STATED TASK -> Drop the pictures, then extract the listing word for word.

RECORD LIST ->
+===+

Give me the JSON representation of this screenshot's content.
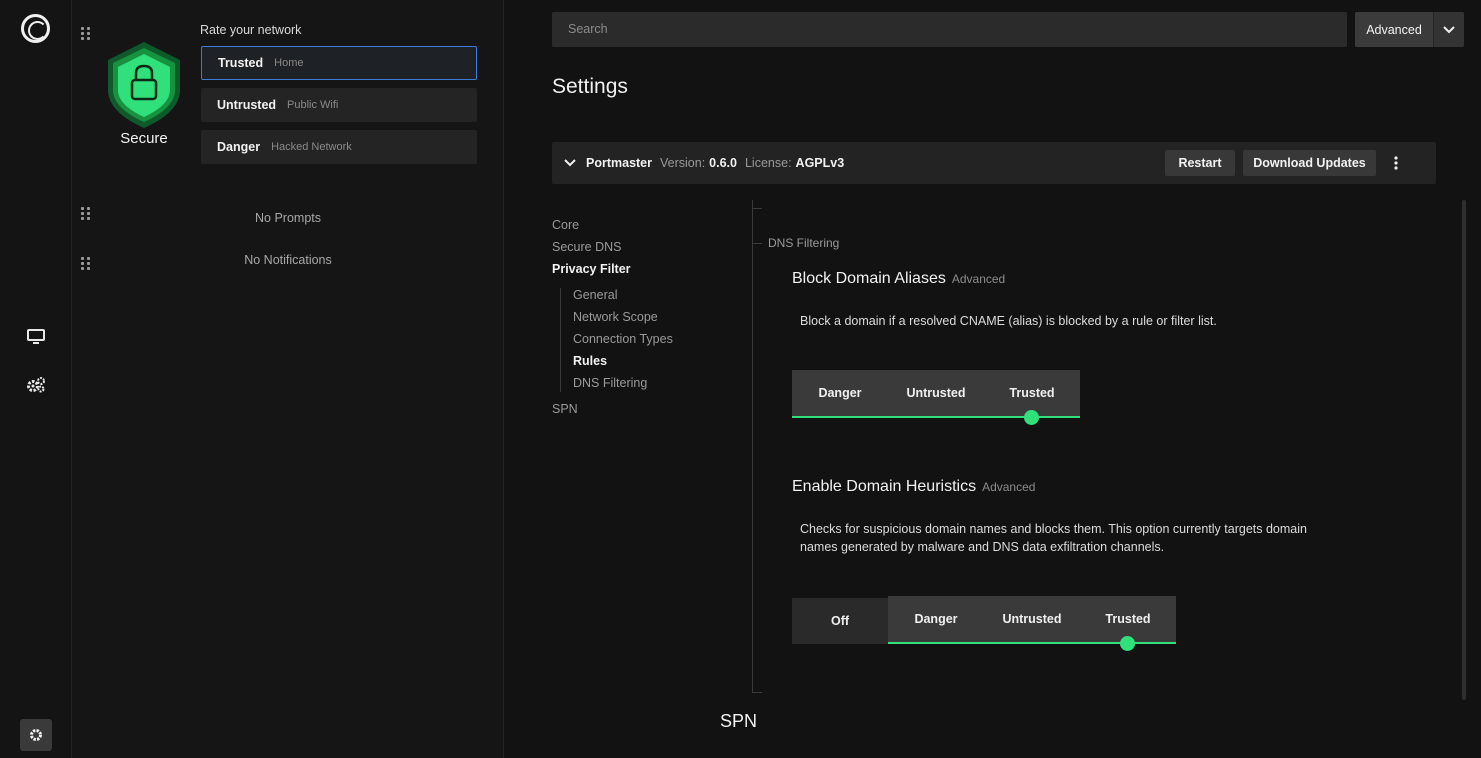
{
  "rail": {
    "icons": [
      "portmaster-logo-icon",
      "monitor-icon",
      "gears-icon",
      "settings-gear-icon"
    ]
  },
  "status": {
    "label": "Secure",
    "color": "#30e07a"
  },
  "rate": {
    "title": "Rate your network",
    "options": [
      {
        "main": "Trusted",
        "sub": "Home"
      },
      {
        "main": "Untrusted",
        "sub": "Public Wifi"
      },
      {
        "main": "Danger",
        "sub": "Hacked Network"
      }
    ]
  },
  "prompts": {
    "empty": "No Prompts"
  },
  "notifications": {
    "empty": "No Notifications"
  },
  "search": {
    "placeholder": "Search"
  },
  "mode": {
    "label": "Advanced"
  },
  "page": {
    "title": "Settings"
  },
  "portmaster": {
    "name": "Portmaster",
    "version_key": "Version:",
    "version": "0.6.0",
    "license_key": "License:",
    "license": "AGPLv3",
    "restart": "Restart",
    "download": "Download Updates"
  },
  "toc": {
    "items": [
      "Core",
      "Secure DNS",
      "Privacy Filter",
      "SPN"
    ],
    "sub": [
      "General",
      "Network Scope",
      "Connection Types",
      "Rules",
      "DNS Filtering"
    ]
  },
  "section": {
    "label": "DNS Filtering"
  },
  "settings": [
    {
      "title": "Block Domain Aliases",
      "tag": "Advanced",
      "desc": "Block a domain if a resolved CNAME (alias) is blocked by a rule or filter list.",
      "segments": [
        "Danger",
        "Untrusted",
        "Trusted"
      ],
      "value": "Trusted"
    },
    {
      "title": "Enable Domain Heuristics",
      "tag": "Advanced",
      "desc": "Checks for suspicious domain names and blocks them. This option currently targets domain names generated by malware and DNS data exfiltration channels.",
      "off": "Off",
      "segments": [
        "Danger",
        "Untrusted",
        "Trusted"
      ],
      "value": "Trusted"
    }
  ],
  "next_section": {
    "title": "SPN"
  },
  "accent": "#30e07a"
}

+===+

THE OUTPUT ->
Give me the JSON representation of this screenshot's content.
{
  "rail": {
    "icons": [
      "portmaster-logo-icon",
      "monitor-icon",
      "gears-icon",
      "settings-gear-icon"
    ]
  },
  "status": {
    "label": "Secure",
    "color": "#30e07a"
  },
  "rate": {
    "title": "Rate your network",
    "options": [
      {
        "main": "Trusted",
        "sub": "Home"
      },
      {
        "main": "Untrusted",
        "sub": "Public Wifi"
      },
      {
        "main": "Danger",
        "sub": "Hacked Network"
      }
    ]
  },
  "prompts": {
    "empty": "No Prompts"
  },
  "notifications": {
    "empty": "No Notifications"
  },
  "search": {
    "placeholder": "Search"
  },
  "mode": {
    "label": "Advanced"
  },
  "page": {
    "title": "Settings"
  },
  "portmaster": {
    "name": "Portmaster",
    "version_key": "Version:",
    "version": "0.6.0",
    "license_key": "License:",
    "license": "AGPLv3",
    "restart": "Restart",
    "download": "Download Updates"
  },
  "toc": {
    "items": [
      "Core",
      "Secure DNS",
      "Privacy Filter",
      "SPN"
    ],
    "sub": [
      "General",
      "Network Scope",
      "Connection Types",
      "Rules",
      "DNS Filtering"
    ]
  },
  "section": {
    "label": "DNS Filtering"
  },
  "settings": [
    {
      "title": "Block Domain Aliases",
      "tag": "Advanced",
      "desc": "Block a domain if a resolved CNAME (alias) is blocked by a rule or filter list.",
      "segments": [
        "Danger",
        "Untrusted",
        "Trusted"
      ],
      "value": "Trusted"
    },
    {
      "title": "Enable Domain Heuristics",
      "tag": "Advanced",
      "desc": "Checks for suspicious domain names and blocks them. This option currently targets domain names generated by malware and DNS data exfiltration channels.",
      "off": "Off",
      "segments": [
        "Danger",
        "Untrusted",
        "Trusted"
      ],
      "value": "Trusted"
    }
  ],
  "next_section": {
    "title": "SPN"
  },
  "accent": "#30e07a"
}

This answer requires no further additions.